▸ Your goal
Can you recast all of the rows below as a numbered list, omitting any blank lines?

▸ Material provided

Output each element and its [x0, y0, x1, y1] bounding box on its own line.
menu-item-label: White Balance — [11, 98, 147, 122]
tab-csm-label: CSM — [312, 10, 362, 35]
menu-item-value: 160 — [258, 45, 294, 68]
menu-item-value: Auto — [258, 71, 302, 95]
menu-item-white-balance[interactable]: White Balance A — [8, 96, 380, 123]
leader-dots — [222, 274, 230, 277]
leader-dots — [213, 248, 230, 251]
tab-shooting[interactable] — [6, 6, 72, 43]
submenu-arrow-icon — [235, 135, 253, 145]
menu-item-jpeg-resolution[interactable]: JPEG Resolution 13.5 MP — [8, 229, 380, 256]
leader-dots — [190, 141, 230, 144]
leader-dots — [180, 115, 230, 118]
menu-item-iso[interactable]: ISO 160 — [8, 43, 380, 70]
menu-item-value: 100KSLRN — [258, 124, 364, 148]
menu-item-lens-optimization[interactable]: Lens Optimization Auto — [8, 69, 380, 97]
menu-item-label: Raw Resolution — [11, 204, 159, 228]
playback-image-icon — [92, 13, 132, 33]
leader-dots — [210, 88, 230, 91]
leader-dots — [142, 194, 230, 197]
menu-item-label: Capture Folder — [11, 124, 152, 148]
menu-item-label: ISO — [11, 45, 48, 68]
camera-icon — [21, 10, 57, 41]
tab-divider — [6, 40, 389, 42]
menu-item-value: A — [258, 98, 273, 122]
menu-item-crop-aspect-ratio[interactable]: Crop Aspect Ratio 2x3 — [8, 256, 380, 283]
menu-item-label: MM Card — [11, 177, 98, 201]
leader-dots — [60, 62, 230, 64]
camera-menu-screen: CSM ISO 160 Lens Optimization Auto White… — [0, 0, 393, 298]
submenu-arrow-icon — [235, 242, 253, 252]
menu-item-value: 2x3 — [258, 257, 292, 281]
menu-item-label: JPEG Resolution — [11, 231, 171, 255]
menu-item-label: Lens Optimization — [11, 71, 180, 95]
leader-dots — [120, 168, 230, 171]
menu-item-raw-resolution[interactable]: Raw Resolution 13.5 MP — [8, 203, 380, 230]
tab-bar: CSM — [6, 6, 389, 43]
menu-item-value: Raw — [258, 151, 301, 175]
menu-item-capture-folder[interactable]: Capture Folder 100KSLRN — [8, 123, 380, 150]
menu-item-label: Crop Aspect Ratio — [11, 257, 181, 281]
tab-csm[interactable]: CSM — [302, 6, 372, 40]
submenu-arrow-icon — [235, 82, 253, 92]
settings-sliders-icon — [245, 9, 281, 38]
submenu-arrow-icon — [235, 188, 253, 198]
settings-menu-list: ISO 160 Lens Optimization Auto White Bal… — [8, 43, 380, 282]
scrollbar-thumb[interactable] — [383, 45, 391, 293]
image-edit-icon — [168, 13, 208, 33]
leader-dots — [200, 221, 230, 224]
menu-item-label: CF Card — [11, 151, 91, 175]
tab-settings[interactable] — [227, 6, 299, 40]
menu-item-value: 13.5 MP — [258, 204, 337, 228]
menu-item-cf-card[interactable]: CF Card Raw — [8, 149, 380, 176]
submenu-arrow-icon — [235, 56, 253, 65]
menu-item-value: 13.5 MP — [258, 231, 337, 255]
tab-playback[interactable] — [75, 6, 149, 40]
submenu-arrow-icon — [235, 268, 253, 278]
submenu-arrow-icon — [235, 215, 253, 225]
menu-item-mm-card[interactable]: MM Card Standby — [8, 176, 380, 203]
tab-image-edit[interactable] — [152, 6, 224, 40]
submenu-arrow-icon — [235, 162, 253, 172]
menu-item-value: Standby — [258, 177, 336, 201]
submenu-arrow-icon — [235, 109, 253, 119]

▸ Full response
1. Output each element and its [x0, y0, x1, y1] bounding box on its own line.
2. menu-item-label: White Balance — [11, 98, 147, 122]
3. tab-csm-label: CSM — [312, 10, 362, 35]
4. menu-item-value: 160 — [258, 45, 294, 68]
5. menu-item-value: Auto — [258, 71, 302, 95]
6. menu-item-white-balance[interactable]: White Balance A — [8, 96, 380, 123]
7. leader-dots — [222, 274, 230, 277]
8. leader-dots — [213, 248, 230, 251]
9. tab-shooting[interactable] — [6, 6, 72, 43]
10. submenu-arrow-icon — [235, 135, 253, 145]
11. menu-item-jpeg-resolution[interactable]: JPEG Resolution 13.5 MP — [8, 229, 380, 256]
12. leader-dots — [190, 141, 230, 144]
13. leader-dots — [180, 115, 230, 118]
14. menu-item-iso[interactable]: ISO 160 — [8, 43, 380, 70]
15. menu-item-value: 100KSLRN — [258, 124, 364, 148]
16. menu-item-lens-optimization[interactable]: Lens Optimization Auto — [8, 69, 380, 97]
17. menu-item-label: Raw Resolution — [11, 204, 159, 228]
18. playback-image-icon — [92, 13, 132, 33]
19. leader-dots — [210, 88, 230, 91]
20. leader-dots — [142, 194, 230, 197]
21. menu-item-label: Capture Folder — [11, 124, 152, 148]
22. menu-item-label: ISO — [11, 45, 48, 68]
23. camera-icon — [21, 10, 57, 41]
24. tab-divider — [6, 40, 389, 42]
25. menu-item-value: A — [258, 98, 273, 122]
26. menu-item-crop-aspect-ratio[interactable]: Crop Aspect Ratio 2x3 — [8, 256, 380, 283]
27. menu-item-label: MM Card — [11, 177, 98, 201]
28. leader-dots — [60, 62, 230, 64]
29. camera-menu-screen: CSM ISO 160 Lens Optimization Auto White… — [0, 0, 393, 298]
30. submenu-arrow-icon — [235, 242, 253, 252]
31. menu-item-value: 2x3 — [258, 257, 292, 281]
32. menu-item-label: JPEG Resolution — [11, 231, 171, 255]
33. menu-item-label: Lens Optimization — [11, 71, 180, 95]
34. leader-dots — [120, 168, 230, 171]
35. menu-item-raw-resolution[interactable]: Raw Resolution 13.5 MP — [8, 203, 380, 230]
36. tab-bar: CSM — [6, 6, 389, 43]
37. menu-item-value: Raw — [258, 151, 301, 175]
38. menu-item-capture-folder[interactable]: Capture Folder 100KSLRN — [8, 123, 380, 150]
39. menu-item-label: Crop Aspect Ratio — [11, 257, 181, 281]
40. tab-csm[interactable]: CSM — [302, 6, 372, 40]
41. submenu-arrow-icon — [235, 82, 253, 92]
42. settings-sliders-icon — [245, 9, 281, 38]
43. submenu-arrow-icon — [235, 188, 253, 198]
44. settings-menu-list: ISO 160 Lens Optimization Auto White Bal… — [8, 43, 380, 282]
45. scrollbar-thumb[interactable] — [383, 45, 391, 293]
46. image-edit-icon — [168, 13, 208, 33]
47. leader-dots — [200, 221, 230, 224]
48. menu-item-label: CF Card — [11, 151, 91, 175]
49. tab-settings[interactable] — [227, 6, 299, 40]
50. menu-item-value: 13.5 MP — [258, 204, 337, 228]
51. menu-item-cf-card[interactable]: CF Card Raw — [8, 149, 380, 176]
52. submenu-arrow-icon — [235, 56, 253, 65]
53. menu-item-value: 13.5 MP — [258, 231, 337, 255]
54. tab-playback[interactable] — [75, 6, 149, 40]
55. submenu-arrow-icon — [235, 268, 253, 278]
56. submenu-arrow-icon — [235, 215, 253, 225]
57. menu-item-mm-card[interactable]: MM Card Standby — [8, 176, 380, 203]
58. tab-image-edit[interactable] — [152, 6, 224, 40]
59. submenu-arrow-icon — [235, 162, 253, 172]
60. menu-item-value: Standby — [258, 177, 336, 201]
61. submenu-arrow-icon — [235, 109, 253, 119]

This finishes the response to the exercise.